- **Given task**: Gather up the lines with the word "voice" in them.

- **Task material**:
——————
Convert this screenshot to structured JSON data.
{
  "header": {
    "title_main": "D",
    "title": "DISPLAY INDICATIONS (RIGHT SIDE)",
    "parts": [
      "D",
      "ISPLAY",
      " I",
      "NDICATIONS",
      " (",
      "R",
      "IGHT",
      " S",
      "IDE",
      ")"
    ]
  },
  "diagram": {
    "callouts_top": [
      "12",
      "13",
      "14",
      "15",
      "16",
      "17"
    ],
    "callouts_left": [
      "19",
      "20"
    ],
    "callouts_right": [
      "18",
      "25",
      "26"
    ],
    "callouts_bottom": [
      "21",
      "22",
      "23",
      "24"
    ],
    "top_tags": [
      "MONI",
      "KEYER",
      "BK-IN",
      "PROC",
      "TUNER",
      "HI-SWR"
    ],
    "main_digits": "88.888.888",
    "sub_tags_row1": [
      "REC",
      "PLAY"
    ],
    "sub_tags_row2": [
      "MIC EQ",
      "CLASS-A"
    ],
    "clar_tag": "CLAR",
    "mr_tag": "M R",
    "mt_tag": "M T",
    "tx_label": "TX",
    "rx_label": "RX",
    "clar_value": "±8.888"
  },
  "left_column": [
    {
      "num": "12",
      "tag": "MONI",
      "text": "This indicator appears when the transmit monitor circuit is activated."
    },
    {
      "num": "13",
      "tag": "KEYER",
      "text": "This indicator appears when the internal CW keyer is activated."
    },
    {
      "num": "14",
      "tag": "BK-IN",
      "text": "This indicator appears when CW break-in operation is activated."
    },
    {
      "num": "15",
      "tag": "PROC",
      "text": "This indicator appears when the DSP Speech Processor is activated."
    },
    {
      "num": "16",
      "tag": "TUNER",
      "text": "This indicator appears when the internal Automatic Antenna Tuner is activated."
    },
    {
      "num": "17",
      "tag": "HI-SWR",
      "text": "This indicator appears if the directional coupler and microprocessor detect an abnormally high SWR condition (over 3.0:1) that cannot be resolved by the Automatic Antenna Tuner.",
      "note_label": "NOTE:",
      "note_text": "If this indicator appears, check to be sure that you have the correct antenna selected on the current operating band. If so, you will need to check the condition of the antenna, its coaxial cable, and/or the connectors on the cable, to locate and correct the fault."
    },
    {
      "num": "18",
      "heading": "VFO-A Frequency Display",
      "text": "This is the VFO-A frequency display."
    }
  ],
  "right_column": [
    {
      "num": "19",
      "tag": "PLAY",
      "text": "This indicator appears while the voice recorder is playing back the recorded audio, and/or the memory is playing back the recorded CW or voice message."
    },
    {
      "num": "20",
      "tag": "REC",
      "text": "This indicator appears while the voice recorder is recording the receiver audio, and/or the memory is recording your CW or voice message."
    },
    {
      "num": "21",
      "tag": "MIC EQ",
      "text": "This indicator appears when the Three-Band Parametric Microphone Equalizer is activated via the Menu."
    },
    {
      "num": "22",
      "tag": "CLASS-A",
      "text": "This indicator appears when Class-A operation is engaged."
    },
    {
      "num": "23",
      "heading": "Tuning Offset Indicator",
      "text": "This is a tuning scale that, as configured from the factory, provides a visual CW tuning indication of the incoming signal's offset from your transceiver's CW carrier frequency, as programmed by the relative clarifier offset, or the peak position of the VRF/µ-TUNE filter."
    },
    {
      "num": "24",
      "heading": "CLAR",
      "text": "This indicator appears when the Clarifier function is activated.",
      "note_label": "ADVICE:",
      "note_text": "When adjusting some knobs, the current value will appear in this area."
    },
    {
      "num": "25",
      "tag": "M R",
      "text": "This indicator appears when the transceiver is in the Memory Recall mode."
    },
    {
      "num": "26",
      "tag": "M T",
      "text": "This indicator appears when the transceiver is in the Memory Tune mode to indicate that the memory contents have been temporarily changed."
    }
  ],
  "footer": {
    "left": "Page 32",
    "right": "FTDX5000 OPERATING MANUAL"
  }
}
——————
- **Solution for this problem**:
      "text": "This indicator appears while the voice recorder is playing back the recorded audio, and/or the memory is playing back the recorded CW or voice message."
      "text": "This indicator appears while the voice recorder is recording the receiver audio, and/or the memory is recording your CW or voice message."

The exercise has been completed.